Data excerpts

════

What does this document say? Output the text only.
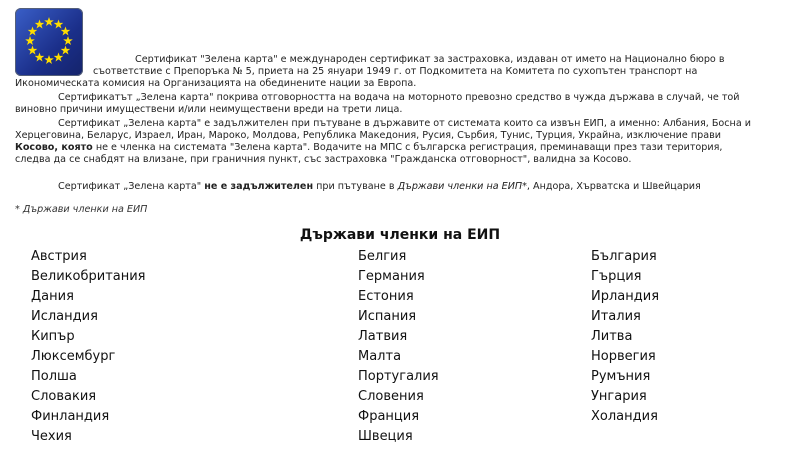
Сертификат "Зелена карта" е международен сертификат за застраховка, издаван от името на Национално бюро в
съответствие с Препоръка № 5, приета на 25 януари 1949 г. от Подкомитета на Комитета по сухопътен транспорт на
Икономическата комисия на Организацията на обединените нации за Европа.
Сертификатът „Зелена карта" покрива отговорността на водача на моторното превозно средство в чужда държава в случай, че той
виновно причини имуществени и/или неимуществени вреди на трети лица.
Сертификат „Зелена карта" е задължителен при пътуване в държавите от системата които са извън ЕИП, а именно: Албания, Босна и
Херцеговина, Беларус, Израел, Иран, Мароко, Молдова, Република Македония, Русия, Сърбия, Тунис, Турция, Украйна, изключение прави
Косово, която не е членка на системата "Зелена карта". Водачите на МПС с българска регистрация, преминаващи през тази територия,
следва да се снабдят на влизане, при граничния пункт, със застраховка "Гражданска отговорност", валидна за Косово.
Сертификат „Зелена карта" не е задължителен при пътуване в Държави членки на ЕИП*, Андора, Хърватска и Швейцария
* Държави членки на ЕИП
Държави членки на ЕИП
Австрия
Великобритания
Дания
Исландия
Кипър
Люксембург
Полша
Словакия
Финландия
Чехия
Белгия
Германия
Естония
Испания
Латвия
Малта
Португалия
Словения
Франция
Швеция
България
Гърция
Ирландия
Италия
Литва
Норвегия
Румъния
Унгария
Холандия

════

WORK REQUIRED: Print the entries above exactly, taking out only the pictures.

SOLVED PROBLEM:
What does this document say? Output the text only.
Сертификат "Зелена карта" е международен сертификат за застраховка, издаван от името на Национално бюро в
съответствие с Препоръка № 5, приета на 25 януари 1949 г. от Подкомитета на Комитета по сухопътен транспорт на
Икономическата комисия на Организацията на обединените нации за Европа.
Сертификатът „Зелена карта" покрива отговорността на водача на моторното превозно средство в чужда държава в случай, че той
виновно причини имуществени и/или неимуществени вреди на трети лица.
Сертификат „Зелена карта" е задължителен при пътуване в държавите от системата които са извън ЕИП, а именно: Албания, Босна и
Херцеговина, Беларус, Израел, Иран, Мароко, Молдова, Република Македония, Русия, Сърбия, Тунис, Турция, Украйна, изключение прави
Косово, която не е членка на системата "Зелена карта". Водачите на МПС с българска регистрация, преминаващи през тази територия,
следва да се снабдят на влизане, при граничния пункт, със застраховка "Гражданска отговорност", валидна за Косово.
Сертификат „Зелена карта" не е задължителен при пътуване в Държави членки на ЕИП*, Андора, Хърватска и Швейцария
* Държави членки на ЕИП
Държави членки на ЕИП
Австрия
Великобритания
Дания
Исландия
Кипър
Люксембург
Полша
Словакия
Финландия
Чехия
Белгия
Германия
Естония
Испания
Латвия
Малта
Португалия
Словения
Франция
Швеция
България
Гърция
Ирландия
Италия
Литва
Норвегия
Румъния
Унгария
Холандия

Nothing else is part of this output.